Task details
Report back each line of the records that contains the string "data".
◆ ◆ ◆
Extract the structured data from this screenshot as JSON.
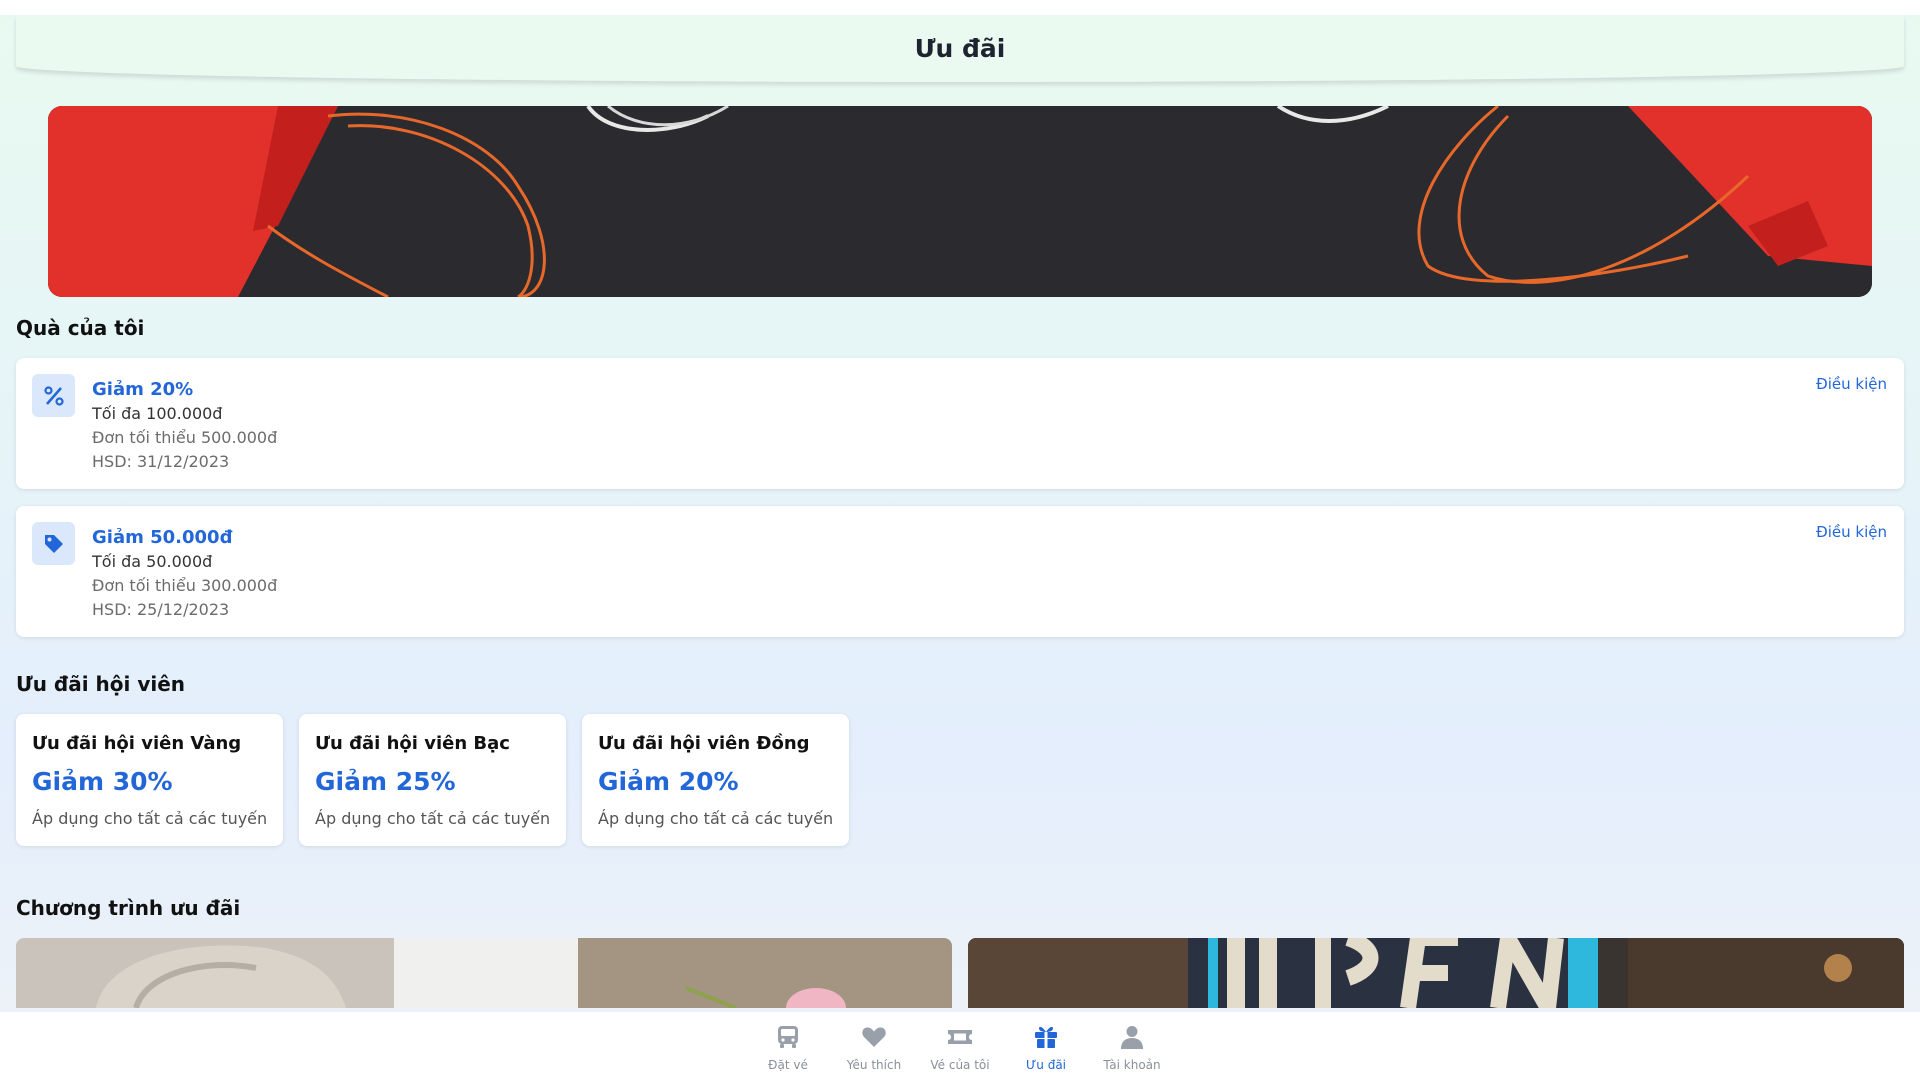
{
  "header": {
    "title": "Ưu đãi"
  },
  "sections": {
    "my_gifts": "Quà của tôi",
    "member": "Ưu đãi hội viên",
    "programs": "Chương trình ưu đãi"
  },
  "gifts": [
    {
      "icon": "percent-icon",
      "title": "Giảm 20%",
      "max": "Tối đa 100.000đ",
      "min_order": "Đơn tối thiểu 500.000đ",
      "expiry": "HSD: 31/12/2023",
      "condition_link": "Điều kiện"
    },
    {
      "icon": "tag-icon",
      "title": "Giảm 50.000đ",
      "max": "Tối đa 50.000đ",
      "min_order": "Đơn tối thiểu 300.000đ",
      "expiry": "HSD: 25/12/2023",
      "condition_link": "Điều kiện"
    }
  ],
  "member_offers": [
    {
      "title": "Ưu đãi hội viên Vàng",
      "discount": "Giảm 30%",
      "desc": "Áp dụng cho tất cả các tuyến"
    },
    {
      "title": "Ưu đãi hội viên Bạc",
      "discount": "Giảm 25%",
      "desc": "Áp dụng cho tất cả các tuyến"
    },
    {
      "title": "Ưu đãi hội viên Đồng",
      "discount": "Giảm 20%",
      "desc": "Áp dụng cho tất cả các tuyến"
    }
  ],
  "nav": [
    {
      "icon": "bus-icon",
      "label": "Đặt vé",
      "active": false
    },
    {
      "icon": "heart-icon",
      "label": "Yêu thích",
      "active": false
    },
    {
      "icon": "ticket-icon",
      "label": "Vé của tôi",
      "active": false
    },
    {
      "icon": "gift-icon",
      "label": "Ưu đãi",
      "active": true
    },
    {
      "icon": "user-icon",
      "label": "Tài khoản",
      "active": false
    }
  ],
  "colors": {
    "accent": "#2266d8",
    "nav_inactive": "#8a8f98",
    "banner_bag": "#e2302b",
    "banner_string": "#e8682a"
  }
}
◆ ◆ ◆
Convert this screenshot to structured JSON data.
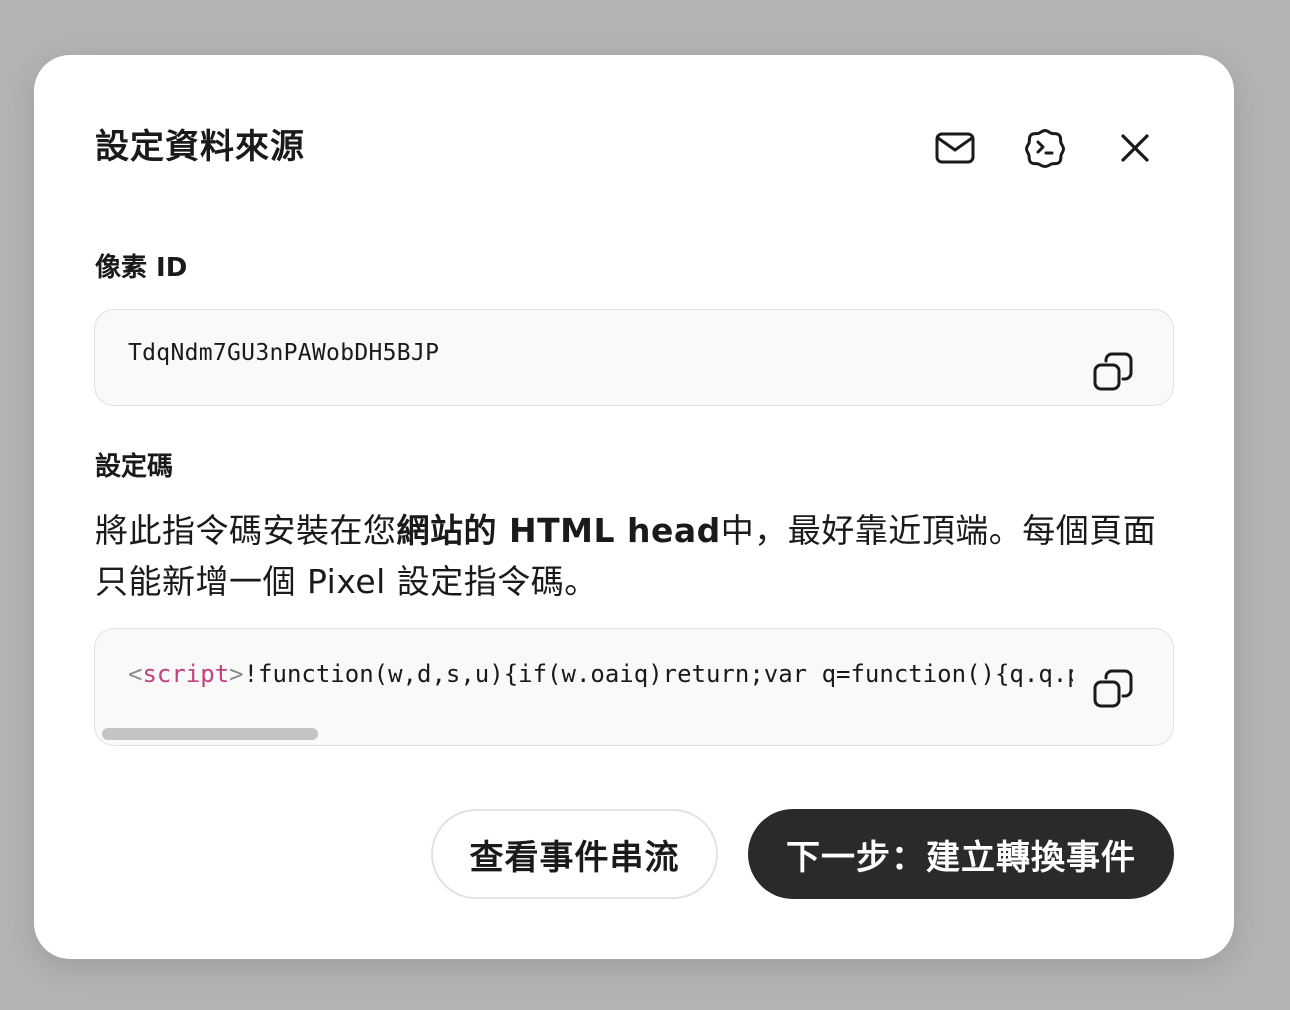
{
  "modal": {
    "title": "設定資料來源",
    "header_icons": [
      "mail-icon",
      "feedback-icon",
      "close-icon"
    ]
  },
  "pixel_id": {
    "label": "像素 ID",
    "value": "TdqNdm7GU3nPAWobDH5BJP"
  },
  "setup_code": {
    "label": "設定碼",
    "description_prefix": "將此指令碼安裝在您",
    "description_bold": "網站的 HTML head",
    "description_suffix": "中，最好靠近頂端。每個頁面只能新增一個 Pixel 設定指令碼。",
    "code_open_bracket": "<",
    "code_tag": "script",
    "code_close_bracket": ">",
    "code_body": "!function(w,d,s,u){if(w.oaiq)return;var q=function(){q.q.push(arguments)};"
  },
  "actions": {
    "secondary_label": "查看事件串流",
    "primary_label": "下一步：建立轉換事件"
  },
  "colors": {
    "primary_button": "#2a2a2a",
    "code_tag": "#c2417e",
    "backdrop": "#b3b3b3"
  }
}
◆ ◆ ◆
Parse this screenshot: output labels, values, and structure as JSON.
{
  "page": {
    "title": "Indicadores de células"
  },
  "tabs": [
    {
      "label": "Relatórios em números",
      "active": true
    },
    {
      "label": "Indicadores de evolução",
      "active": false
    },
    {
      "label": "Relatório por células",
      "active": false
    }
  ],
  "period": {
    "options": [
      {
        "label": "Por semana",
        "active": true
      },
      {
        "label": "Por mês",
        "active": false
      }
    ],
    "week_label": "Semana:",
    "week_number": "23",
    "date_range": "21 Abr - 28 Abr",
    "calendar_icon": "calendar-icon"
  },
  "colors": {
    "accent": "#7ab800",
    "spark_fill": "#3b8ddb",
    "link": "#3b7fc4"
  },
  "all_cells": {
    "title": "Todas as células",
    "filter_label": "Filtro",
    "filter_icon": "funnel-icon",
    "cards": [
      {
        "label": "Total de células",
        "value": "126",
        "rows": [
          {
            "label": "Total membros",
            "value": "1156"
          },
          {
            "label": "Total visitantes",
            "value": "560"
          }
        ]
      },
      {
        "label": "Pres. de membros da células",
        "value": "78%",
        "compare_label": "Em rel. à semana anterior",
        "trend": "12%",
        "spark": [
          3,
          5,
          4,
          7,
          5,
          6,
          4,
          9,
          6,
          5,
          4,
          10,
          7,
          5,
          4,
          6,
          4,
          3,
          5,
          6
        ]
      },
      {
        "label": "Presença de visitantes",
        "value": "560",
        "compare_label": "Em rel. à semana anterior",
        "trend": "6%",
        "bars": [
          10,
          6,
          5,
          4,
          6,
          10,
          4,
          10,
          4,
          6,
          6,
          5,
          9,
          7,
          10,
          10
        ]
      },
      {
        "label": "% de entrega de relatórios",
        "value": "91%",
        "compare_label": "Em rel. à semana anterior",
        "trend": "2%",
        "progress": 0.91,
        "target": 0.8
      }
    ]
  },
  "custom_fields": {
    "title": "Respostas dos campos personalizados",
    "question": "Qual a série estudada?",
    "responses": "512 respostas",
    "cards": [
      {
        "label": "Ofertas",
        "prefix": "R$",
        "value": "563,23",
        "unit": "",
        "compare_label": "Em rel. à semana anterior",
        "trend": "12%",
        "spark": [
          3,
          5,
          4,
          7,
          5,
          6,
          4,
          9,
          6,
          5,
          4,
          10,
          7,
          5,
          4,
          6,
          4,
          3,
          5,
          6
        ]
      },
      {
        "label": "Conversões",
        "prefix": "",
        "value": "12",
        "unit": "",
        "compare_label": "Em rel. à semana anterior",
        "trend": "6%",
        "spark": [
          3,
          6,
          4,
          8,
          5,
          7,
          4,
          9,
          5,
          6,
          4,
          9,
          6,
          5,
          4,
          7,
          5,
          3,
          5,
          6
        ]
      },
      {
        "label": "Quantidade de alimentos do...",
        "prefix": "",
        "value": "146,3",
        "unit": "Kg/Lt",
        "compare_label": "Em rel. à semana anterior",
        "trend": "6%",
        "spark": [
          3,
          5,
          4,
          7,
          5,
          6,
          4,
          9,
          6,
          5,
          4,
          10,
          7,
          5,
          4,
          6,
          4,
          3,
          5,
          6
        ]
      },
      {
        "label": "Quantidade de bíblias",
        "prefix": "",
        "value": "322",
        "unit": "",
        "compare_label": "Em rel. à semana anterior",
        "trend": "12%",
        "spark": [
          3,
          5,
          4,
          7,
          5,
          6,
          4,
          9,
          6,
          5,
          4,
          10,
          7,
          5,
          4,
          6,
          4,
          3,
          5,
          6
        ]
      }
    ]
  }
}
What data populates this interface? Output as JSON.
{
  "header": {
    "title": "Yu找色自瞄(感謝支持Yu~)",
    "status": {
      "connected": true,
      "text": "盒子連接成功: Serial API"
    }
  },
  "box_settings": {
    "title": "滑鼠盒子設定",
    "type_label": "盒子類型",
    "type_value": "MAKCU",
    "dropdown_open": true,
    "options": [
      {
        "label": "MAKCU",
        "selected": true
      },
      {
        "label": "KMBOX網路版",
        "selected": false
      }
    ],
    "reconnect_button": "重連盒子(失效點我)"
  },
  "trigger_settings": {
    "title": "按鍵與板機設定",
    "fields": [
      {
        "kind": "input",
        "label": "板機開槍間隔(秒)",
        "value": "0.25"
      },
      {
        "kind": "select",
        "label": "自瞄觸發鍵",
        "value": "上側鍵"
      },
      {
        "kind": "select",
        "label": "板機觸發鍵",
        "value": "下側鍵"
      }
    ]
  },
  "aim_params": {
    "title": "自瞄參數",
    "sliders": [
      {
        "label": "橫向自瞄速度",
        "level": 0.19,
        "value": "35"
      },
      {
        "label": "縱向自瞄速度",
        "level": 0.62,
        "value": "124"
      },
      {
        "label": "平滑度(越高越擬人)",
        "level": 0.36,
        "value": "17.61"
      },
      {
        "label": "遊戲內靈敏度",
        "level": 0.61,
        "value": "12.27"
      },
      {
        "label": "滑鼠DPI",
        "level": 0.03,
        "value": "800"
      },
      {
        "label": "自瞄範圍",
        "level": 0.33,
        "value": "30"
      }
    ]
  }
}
◆ ◆ ◆
Solution for this problem
Extract the structured data from this screenshot as JSON.
Convert this screenshot to structured JSON data.
What data populates this interface? Output as JSON.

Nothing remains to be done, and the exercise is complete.